─── Data extract
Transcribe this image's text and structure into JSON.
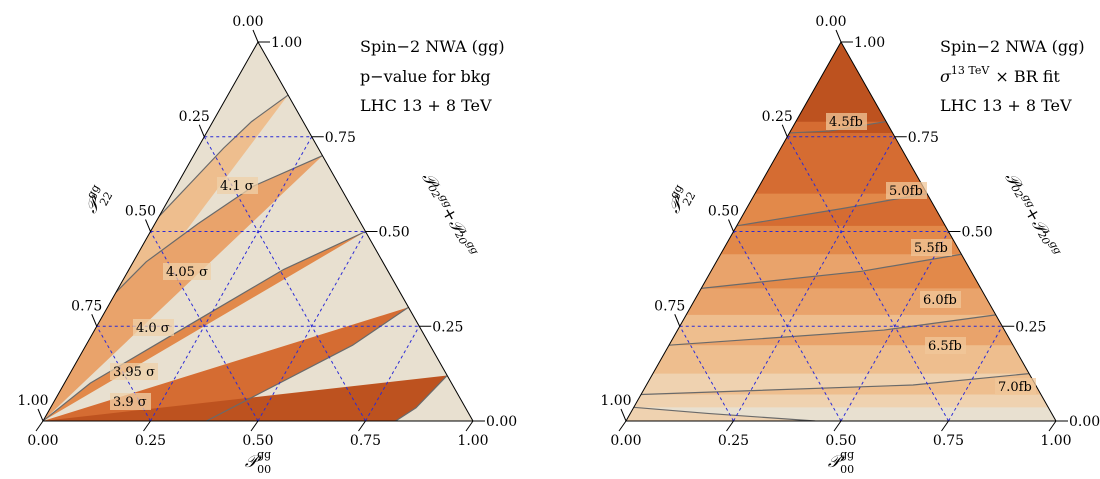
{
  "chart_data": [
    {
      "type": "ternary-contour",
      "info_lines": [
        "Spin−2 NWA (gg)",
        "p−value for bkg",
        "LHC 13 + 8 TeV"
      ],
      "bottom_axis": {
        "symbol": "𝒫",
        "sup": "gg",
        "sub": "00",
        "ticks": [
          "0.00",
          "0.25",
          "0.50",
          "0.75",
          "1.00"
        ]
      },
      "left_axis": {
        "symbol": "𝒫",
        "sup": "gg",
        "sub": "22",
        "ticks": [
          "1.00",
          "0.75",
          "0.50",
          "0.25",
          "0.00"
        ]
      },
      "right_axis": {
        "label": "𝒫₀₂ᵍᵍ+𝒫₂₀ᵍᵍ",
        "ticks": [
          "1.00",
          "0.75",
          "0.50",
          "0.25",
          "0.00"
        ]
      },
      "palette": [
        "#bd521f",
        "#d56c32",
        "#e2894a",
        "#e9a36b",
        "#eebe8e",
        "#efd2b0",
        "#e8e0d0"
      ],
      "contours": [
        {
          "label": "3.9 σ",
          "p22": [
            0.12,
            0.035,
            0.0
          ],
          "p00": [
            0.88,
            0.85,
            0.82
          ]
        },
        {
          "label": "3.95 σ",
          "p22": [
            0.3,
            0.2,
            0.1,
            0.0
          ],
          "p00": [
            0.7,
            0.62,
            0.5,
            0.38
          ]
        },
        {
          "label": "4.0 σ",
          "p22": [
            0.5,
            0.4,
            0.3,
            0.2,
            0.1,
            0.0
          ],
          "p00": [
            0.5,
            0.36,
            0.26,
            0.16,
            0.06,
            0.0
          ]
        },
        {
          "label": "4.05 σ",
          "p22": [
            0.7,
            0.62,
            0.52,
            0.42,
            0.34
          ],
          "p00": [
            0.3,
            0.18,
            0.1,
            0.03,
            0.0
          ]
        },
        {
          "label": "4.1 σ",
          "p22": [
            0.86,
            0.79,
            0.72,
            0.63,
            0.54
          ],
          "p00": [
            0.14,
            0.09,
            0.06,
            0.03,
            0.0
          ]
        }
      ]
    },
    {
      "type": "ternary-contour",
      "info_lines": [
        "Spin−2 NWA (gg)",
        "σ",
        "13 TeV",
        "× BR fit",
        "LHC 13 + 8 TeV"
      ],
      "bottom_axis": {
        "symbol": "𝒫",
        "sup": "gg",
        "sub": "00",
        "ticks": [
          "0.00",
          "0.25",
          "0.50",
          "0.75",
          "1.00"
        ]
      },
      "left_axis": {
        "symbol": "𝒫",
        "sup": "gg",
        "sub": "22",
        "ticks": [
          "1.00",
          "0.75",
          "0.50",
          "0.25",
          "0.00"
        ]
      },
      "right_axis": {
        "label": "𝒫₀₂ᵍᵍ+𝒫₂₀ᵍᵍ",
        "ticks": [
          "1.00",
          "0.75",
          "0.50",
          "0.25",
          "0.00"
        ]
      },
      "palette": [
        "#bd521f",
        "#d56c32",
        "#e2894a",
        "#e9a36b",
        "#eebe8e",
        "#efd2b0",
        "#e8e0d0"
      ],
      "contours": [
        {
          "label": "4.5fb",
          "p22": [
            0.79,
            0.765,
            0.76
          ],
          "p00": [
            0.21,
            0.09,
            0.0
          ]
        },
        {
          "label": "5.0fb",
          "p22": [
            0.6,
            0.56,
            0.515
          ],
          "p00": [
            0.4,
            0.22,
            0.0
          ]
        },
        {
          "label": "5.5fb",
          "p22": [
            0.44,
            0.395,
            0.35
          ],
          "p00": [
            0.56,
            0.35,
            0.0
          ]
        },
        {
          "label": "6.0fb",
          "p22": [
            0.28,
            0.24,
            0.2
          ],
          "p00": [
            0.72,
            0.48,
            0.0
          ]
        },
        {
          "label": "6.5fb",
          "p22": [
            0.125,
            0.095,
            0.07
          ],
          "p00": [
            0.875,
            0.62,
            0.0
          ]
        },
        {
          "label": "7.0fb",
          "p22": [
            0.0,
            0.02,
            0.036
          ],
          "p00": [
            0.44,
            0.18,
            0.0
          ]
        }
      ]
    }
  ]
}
──────
Leaving out the pictures, repeat the data above exactly.

• Complete output:
Transcribe this image's text and structure into JSON.
{
  "chart_data": [
    {
      "type": "ternary-contour",
      "info_lines": [
        "Spin−2 NWA (gg)",
        "p−value for bkg",
        "LHC 13 + 8 TeV"
      ],
      "bottom_axis": {
        "symbol": "𝒫",
        "sup": "gg",
        "sub": "00",
        "ticks": [
          "0.00",
          "0.25",
          "0.50",
          "0.75",
          "1.00"
        ]
      },
      "left_axis": {
        "symbol": "𝒫",
        "sup": "gg",
        "sub": "22",
        "ticks": [
          "1.00",
          "0.75",
          "0.50",
          "0.25",
          "0.00"
        ]
      },
      "right_axis": {
        "label": "𝒫₀₂ᵍᵍ+𝒫₂₀ᵍᵍ",
        "ticks": [
          "1.00",
          "0.75",
          "0.50",
          "0.25",
          "0.00"
        ]
      },
      "palette": [
        "#bd521f",
        "#d56c32",
        "#e2894a",
        "#e9a36b",
        "#eebe8e",
        "#efd2b0",
        "#e8e0d0"
      ],
      "contours": [
        {
          "label": "3.9 σ",
          "p22": [
            0.12,
            0.035,
            0.0
          ],
          "p00": [
            0.88,
            0.85,
            0.82
          ]
        },
        {
          "label": "3.95 σ",
          "p22": [
            0.3,
            0.2,
            0.1,
            0.0
          ],
          "p00": [
            0.7,
            0.62,
            0.5,
            0.38
          ]
        },
        {
          "label": "4.0 σ",
          "p22": [
            0.5,
            0.4,
            0.3,
            0.2,
            0.1,
            0.0
          ],
          "p00": [
            0.5,
            0.36,
            0.26,
            0.16,
            0.06,
            0.0
          ]
        },
        {
          "label": "4.05 σ",
          "p22": [
            0.7,
            0.62,
            0.52,
            0.42,
            0.34
          ],
          "p00": [
            0.3,
            0.18,
            0.1,
            0.03,
            0.0
          ]
        },
        {
          "label": "4.1 σ",
          "p22": [
            0.86,
            0.79,
            0.72,
            0.63,
            0.54
          ],
          "p00": [
            0.14,
            0.09,
            0.06,
            0.03,
            0.0
          ]
        }
      ]
    },
    {
      "type": "ternary-contour",
      "info_lines": [
        "Spin−2 NWA (gg)",
        "σ",
        "13 TeV",
        "× BR fit",
        "LHC 13 + 8 TeV"
      ],
      "bottom_axis": {
        "symbol": "𝒫",
        "sup": "gg",
        "sub": "00",
        "ticks": [
          "0.00",
          "0.25",
          "0.50",
          "0.75",
          "1.00"
        ]
      },
      "left_axis": {
        "symbol": "𝒫",
        "sup": "gg",
        "sub": "22",
        "ticks": [
          "1.00",
          "0.75",
          "0.50",
          "0.25",
          "0.00"
        ]
      },
      "right_axis": {
        "label": "𝒫₀₂ᵍᵍ+𝒫₂₀ᵍᵍ",
        "ticks": [
          "1.00",
          "0.75",
          "0.50",
          "0.25",
          "0.00"
        ]
      },
      "palette": [
        "#bd521f",
        "#d56c32",
        "#e2894a",
        "#e9a36b",
        "#eebe8e",
        "#efd2b0",
        "#e8e0d0"
      ],
      "contours": [
        {
          "label": "4.5fb",
          "p22": [
            0.79,
            0.765,
            0.76
          ],
          "p00": [
            0.21,
            0.09,
            0.0
          ]
        },
        {
          "label": "5.0fb",
          "p22": [
            0.6,
            0.56,
            0.515
          ],
          "p00": [
            0.4,
            0.22,
            0.0
          ]
        },
        {
          "label": "5.5fb",
          "p22": [
            0.44,
            0.395,
            0.35
          ],
          "p00": [
            0.56,
            0.35,
            0.0
          ]
        },
        {
          "label": "6.0fb",
          "p22": [
            0.28,
            0.24,
            0.2
          ],
          "p00": [
            0.72,
            0.48,
            0.0
          ]
        },
        {
          "label": "6.5fb",
          "p22": [
            0.125,
            0.095,
            0.07
          ],
          "p00": [
            0.875,
            0.62,
            0.0
          ]
        },
        {
          "label": "7.0fb",
          "p22": [
            0.0,
            0.02,
            0.036
          ],
          "p00": [
            0.44,
            0.18,
            0.0
          ]
        }
      ]
    }
  ]
}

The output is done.